───── Excerpt ─────

I'm grateful to James for recognizing the need in the Mormon community for relationships, and the good that talking together can do. I look forward to seeing what he'll do in the future with this.

Sunday, May 05, 2013

(I'm posting this a little early, so that the Powers That Be can have a heads-up in their planning this year. I don't believe in playing "Guess What's In My Head." Here it is, folks. Make it happen.)

(OK, so it's a picture from December, but it's the most recent one I have.)


No presents. Instead, everyone writes a note to me telling me what I do right as a mother, and what they like about me.

No breakfast in bed. Instead, someone else plans, shops for, cooks and cleans up lunch and dinner so that the kitchen is clean all day. I don't care what we eat—sandwiches, breakfast for dinner, spaghetti. I just don't want to have to think about food at all, the way the rest of you do all the other days of the year: show up, and there's food! And I'd like someone else to do the dishes, promptly, all day.

Absolutely no fighting all day. No unkind words for me to overhear for the whole day long.

All day, I get to do whatever I want. And when I invite someone else to join me (for a walk, or a card game, or a read-aloud), they act delighted and say yes.

That's all.


I don't want you to make me breakfast in bed because I get up an hour before anyone else does, and I like my cereal. However, I would LOVE some crepes later in the morning, if someone wanted to make some. I like them with Nutella.

I would LOVE it if, when I woke up, the house was clean, including bedrooms, and that it stayed clean all day.

I would LOVE it if each boy made some sort of progress on their Eagle/Duty to God during the day, and showed it to me.

Sunday, April 21, 2013

One year down.

Last night I turned in my last paper and portfolio of the year. A few days ago, I attended a defense of a fellow MFA poet and learned what to expect in my own. As a result, I spent a few hours yesterday beginning an outline of the critical readings I encountered this year, which I will make into notecards. This has actually been enjoyable work for me because it has enabled me to begin to make connections between things, to create a sort of conversation in my mind—conversations between the theorists, and conversations between them and myself. It's been a good opportunity to review what I've learned this year, both in terms of my own aesthetic and in terms of craft.

So: what have I learned? How am I different, as a poet and as a person, because of this year's adventure in school?

Well, to answer that thoroughly, I would have to post my two term papers here, which came in at 12 and 20 pages, respectively (they were supposed to come in at 8 and 12; I just can't NOT research thoroughly and put it all in there!). Which brings me to point #1:

1. I work a lot harder than most people on papers.
            I don't know whether this is because I'm older (and scared?), because I’m more organized (getting things done earlier than everyone else), because I'm more thorough, or because I am there at school out of sheer desire and I wanted this more than anyone else. At times, it is irritating to me. (I will be in the grad carrels and hear other students talking, a day or even just a few hours before the deadline, about how they "haven't even started yet.") Then I will see them whip off something that looks pretty darn much like a paper. (Sometimes they don't even make it look like a paper but instead write something "experimental.") I don't, of course, see the grades these last-minute efforts get. But the prodigal-son's-brother in me wants them to SUFFER. Thankfully, that's only a tiny part of me, and the rest of me doesn't care that much because I find the work rewarding, and because these papers, especially, will turn into the critical intro. to my thesis. So what if I work harder when the work is so enjoyable?

─────

» Exercise set:
A. Answer these questions using the blog excerpt.
(i) What does the writer like on crepes?
(ii) How many pages did the writer's two term papers come to?
(iii) What date appears on the post that begins "One year down."?
B. Echo the blog excerpt word for word between "(I'm posting this" and "whole day long.", inclusive.
C. Decide whether each statement agrees with the blog excerpt. For each one, answer yes or no and quote the words that decide it.
(i) The writer asks for breakfast in bed.
(ii) The two term papers were supposed to be 8 and 12 pages long.
(iii) The writer attended the defense of a fellow MFA poet.
Draw every answer from the blog excerpt alone.

───── Supplied data ─────

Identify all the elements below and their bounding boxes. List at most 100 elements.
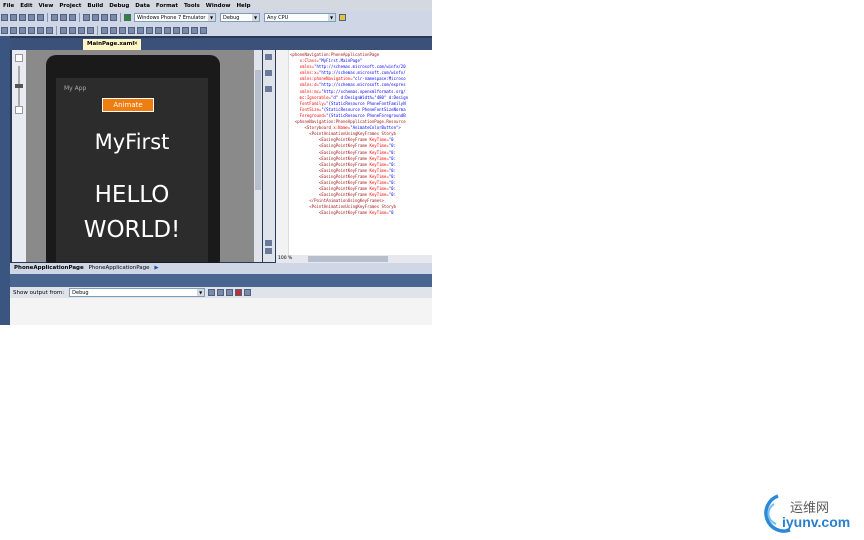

─────

» List of solutions:
A.
(i) Nutella
(ii) 12 and 20 pages
(iii) Sunday, April 21, 2013

B.
(I'm posting this a little early, so that the Powers That Be can have a heads-up in their planning this year. I don't believe in playing "Guess What's In My Head." Here it is, folks. Make it happen.)

(OK, so it's a picture from December, but it's the most recent one I have.)


No presents. Instead, everyone writes a note to me telling me what I do right as a mother, and what they like about me.

No breakfast in bed. Instead, someone else plans, shops for, cooks and cleans up lunch and dinner so that the kitchen is clean all day. I don't care what we eat—sandwiches, breakfast for dinner, spaghetti. I just don't want to have to think about food at all, the way the rest of you do all the other days of the year: show up, and there's food! And I'd like someone else to do the dishes, promptly, all day.

Absolutely no fighting all day. No unkind words for me to overhear for the whole day long.

C.
(i) No: "No breakfast in bed."
(ii) Yes: "they were supposed to come in at 8 and 12"
(iii) Yes: "I attended a defense of a fellow MFA poet"